◆ **AIM**
Without the pictures, copy all the entries below exactly.

◇ ◇ ◇ ◇ ◇

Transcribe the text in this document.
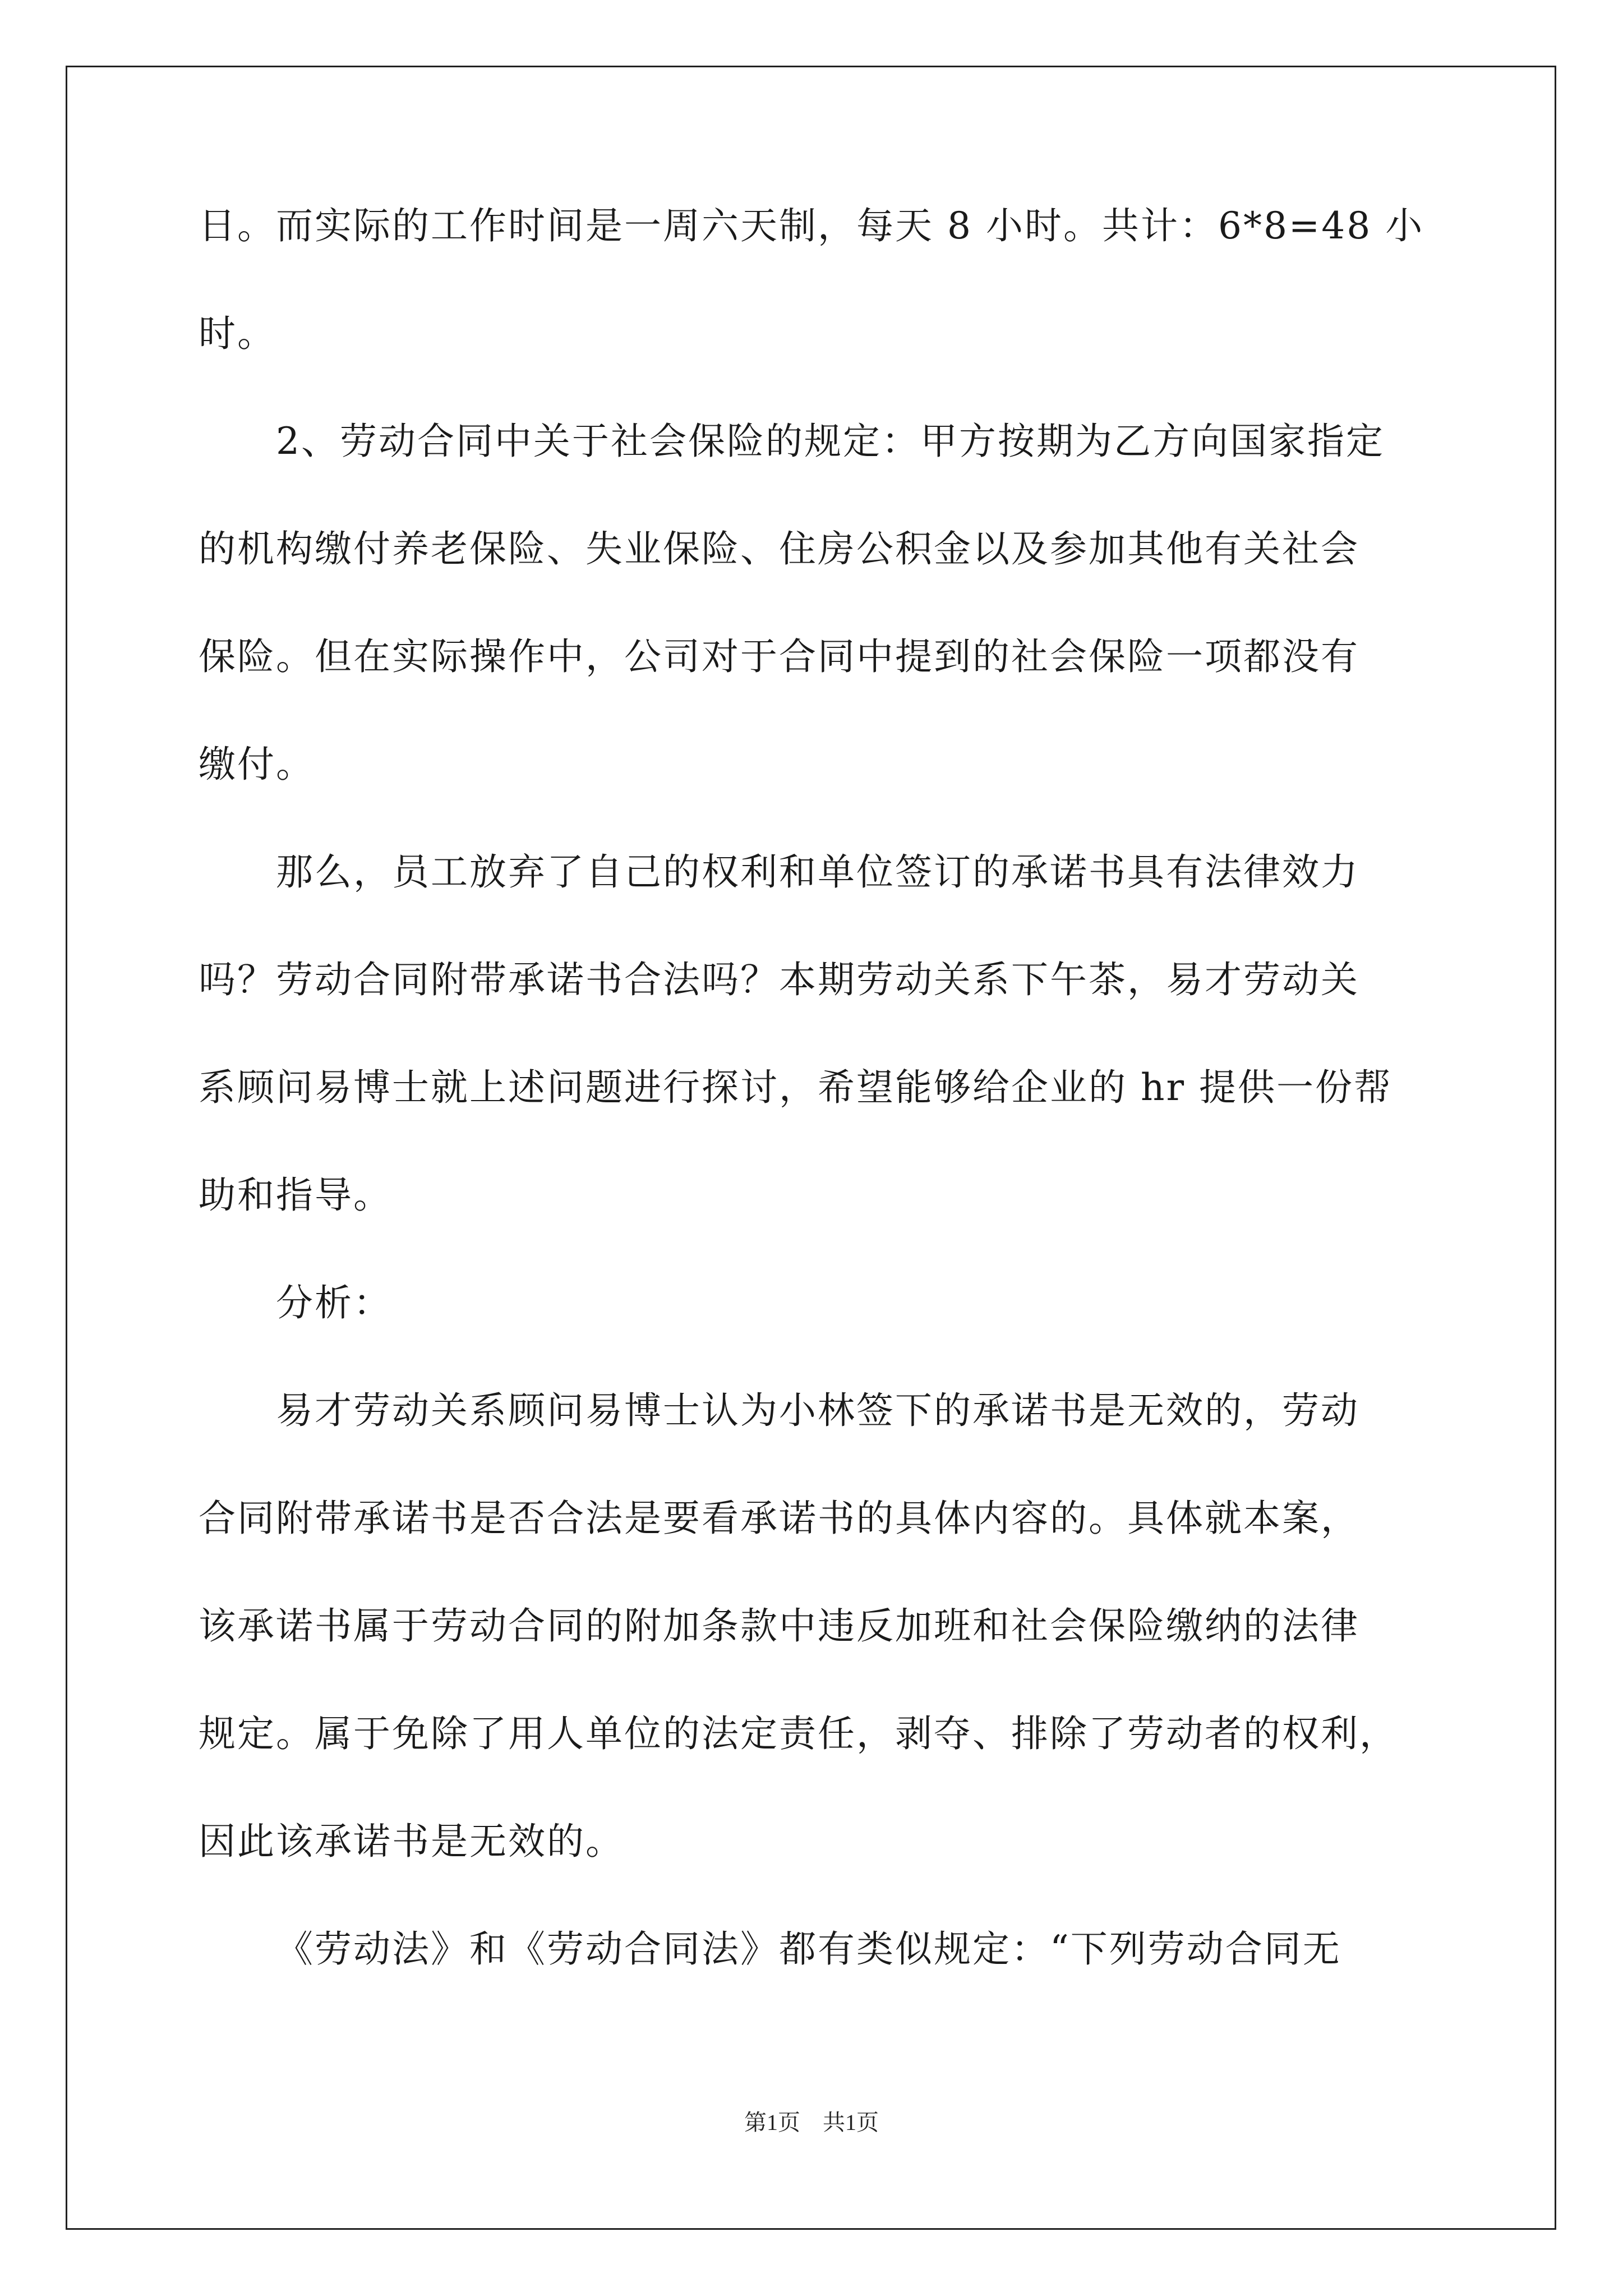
日。而实际的工作时间是一周六天制，每天 8 小时。共计：6*8=48 小

时。

2、劳动合同中关于社会保险的规定：甲方按期为乙方向国家指定

的机构缴付养老保险、失业保险、住房公积金以及参加其他有关社会

保险。但在实际操作中，公司对于合同中提到的社会保险一项都没有

缴付。

那么，员工放弃了自己的权利和单位签订的承诺书具有法律效力

吗？劳动合同附带承诺书合法吗？本期劳动关系下午茶，易才劳动关

系顾问易博士就上述问题进行探讨，希望能够给企业的 hr 提供一份帮

助和指导。

分析：

易才劳动关系顾问易博士认为小林签下的承诺书是无效的，劳动

合同附带承诺书是否合法是要看承诺书的具体内容的。具体就本案，

该承诺书属于劳动合同的附加条款中违反加班和社会保险缴纳的法律

规定。属于免除了用人单位的法定责任，剥夺、排除了劳动者的权利，

因此该承诺书是无效的。

《劳动法》和《劳动合同法》都有类似规定：“下列劳动合同无

第1页　共1页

◇ ◇ ◇ ◇ ◇

◆ **IN RESPONSE**
Transcribe the text in this document.
日。而实际的工作时间是一周六天制，每天 8 小时。共计：6*8=48 小

时。

2、劳动合同中关于社会保险的规定：甲方按期为乙方向国家指定

的机构缴付养老保险、失业保险、住房公积金以及参加其他有关社会

保险。但在实际操作中，公司对于合同中提到的社会保险一项都没有

缴付。

那么，员工放弃了自己的权利和单位签订的承诺书具有法律效力

吗？劳动合同附带承诺书合法吗？本期劳动关系下午茶，易才劳动关

系顾问易博士就上述问题进行探讨，希望能够给企业的 hr 提供一份帮

助和指导。

分析：

易才劳动关系顾问易博士认为小林签下的承诺书是无效的，劳动

合同附带承诺书是否合法是要看承诺书的具体内容的。具体就本案，

该承诺书属于劳动合同的附加条款中违反加班和社会保险缴纳的法律

规定。属于免除了用人单位的法定责任，剥夺、排除了劳动者的权利，

因此该承诺书是无效的。

《劳动法》和《劳动合同法》都有类似规定：“下列劳动合同无

第1页　共1页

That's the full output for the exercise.